*THE EXERCISE:* Scan the material and copy every line in which "name" appears.

*ENTRIES SUPPLIED:*
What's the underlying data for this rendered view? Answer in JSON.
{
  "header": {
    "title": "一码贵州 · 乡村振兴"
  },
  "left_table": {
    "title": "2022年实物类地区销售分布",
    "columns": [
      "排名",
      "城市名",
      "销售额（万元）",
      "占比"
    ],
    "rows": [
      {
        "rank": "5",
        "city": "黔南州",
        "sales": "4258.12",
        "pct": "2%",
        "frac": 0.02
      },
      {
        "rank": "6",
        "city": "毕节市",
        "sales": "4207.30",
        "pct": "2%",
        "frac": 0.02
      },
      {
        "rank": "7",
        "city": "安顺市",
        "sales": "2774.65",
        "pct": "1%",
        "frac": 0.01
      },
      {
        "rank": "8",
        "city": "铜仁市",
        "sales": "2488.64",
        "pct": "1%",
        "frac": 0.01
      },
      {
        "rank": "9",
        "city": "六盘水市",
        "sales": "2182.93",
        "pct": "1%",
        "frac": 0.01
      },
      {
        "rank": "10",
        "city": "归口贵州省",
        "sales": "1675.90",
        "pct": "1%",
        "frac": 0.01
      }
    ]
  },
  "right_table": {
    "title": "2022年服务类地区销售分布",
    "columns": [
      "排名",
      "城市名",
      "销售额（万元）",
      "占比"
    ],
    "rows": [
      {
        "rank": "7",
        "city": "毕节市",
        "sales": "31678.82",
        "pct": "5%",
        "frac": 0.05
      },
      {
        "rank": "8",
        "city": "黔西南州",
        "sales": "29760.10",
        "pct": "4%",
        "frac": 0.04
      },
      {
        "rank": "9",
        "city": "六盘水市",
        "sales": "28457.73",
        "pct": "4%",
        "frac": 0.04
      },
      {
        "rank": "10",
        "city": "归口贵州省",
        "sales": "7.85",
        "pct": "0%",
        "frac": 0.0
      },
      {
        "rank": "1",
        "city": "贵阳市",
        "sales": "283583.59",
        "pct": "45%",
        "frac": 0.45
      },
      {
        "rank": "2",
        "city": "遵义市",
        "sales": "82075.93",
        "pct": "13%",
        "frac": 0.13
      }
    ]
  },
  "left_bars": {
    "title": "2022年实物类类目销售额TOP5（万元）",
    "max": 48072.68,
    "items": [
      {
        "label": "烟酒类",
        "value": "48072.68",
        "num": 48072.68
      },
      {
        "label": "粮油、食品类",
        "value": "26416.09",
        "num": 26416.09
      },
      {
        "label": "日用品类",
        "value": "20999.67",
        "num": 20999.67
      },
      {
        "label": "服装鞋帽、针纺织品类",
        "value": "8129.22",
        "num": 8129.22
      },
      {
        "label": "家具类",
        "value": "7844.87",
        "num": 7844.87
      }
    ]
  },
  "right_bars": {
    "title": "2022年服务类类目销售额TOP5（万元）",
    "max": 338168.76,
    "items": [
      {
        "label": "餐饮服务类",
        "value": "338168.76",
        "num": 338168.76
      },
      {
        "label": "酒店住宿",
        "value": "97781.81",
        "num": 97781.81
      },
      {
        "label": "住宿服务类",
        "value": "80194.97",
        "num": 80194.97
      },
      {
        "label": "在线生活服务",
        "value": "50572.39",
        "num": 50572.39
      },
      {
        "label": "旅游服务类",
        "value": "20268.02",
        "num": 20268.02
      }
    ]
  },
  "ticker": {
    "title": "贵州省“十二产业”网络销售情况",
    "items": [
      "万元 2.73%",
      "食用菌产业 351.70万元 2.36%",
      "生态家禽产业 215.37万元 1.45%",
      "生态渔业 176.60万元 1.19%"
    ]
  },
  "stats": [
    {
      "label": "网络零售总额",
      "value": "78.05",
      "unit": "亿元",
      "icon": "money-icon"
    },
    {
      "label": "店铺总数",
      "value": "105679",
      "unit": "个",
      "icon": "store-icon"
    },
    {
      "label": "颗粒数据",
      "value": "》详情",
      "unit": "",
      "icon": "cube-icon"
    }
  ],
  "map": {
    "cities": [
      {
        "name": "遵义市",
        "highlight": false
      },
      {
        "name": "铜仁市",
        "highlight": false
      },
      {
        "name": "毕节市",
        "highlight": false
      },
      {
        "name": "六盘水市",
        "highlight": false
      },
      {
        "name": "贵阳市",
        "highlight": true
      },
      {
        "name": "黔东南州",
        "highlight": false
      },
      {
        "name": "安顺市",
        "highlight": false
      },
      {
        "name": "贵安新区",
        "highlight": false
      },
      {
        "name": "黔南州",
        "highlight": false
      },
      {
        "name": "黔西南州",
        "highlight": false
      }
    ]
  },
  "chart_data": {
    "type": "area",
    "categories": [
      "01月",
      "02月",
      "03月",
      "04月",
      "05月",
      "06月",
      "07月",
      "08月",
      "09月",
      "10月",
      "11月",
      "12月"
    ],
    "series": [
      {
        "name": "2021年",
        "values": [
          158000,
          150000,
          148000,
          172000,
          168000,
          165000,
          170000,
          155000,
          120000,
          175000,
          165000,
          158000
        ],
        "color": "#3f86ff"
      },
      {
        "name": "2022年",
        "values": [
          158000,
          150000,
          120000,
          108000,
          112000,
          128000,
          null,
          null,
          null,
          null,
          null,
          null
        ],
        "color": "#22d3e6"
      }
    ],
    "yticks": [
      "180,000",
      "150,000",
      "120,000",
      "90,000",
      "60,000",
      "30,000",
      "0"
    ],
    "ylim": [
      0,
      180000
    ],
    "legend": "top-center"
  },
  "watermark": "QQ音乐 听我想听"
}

*REPLY TO THE TASK:*
        "name": "遵义市",
        "name": "铜仁市",
        "name": "毕节市",
        "name": "六盘水市",
        "name": "贵阳市",
        "name": "黔东南州",
        "name": "安顺市",
        "name": "贵安新区",
        "name": "黔南州",
        "name": "黔西南州",
        "name": "2021年",
        "name": "2022年",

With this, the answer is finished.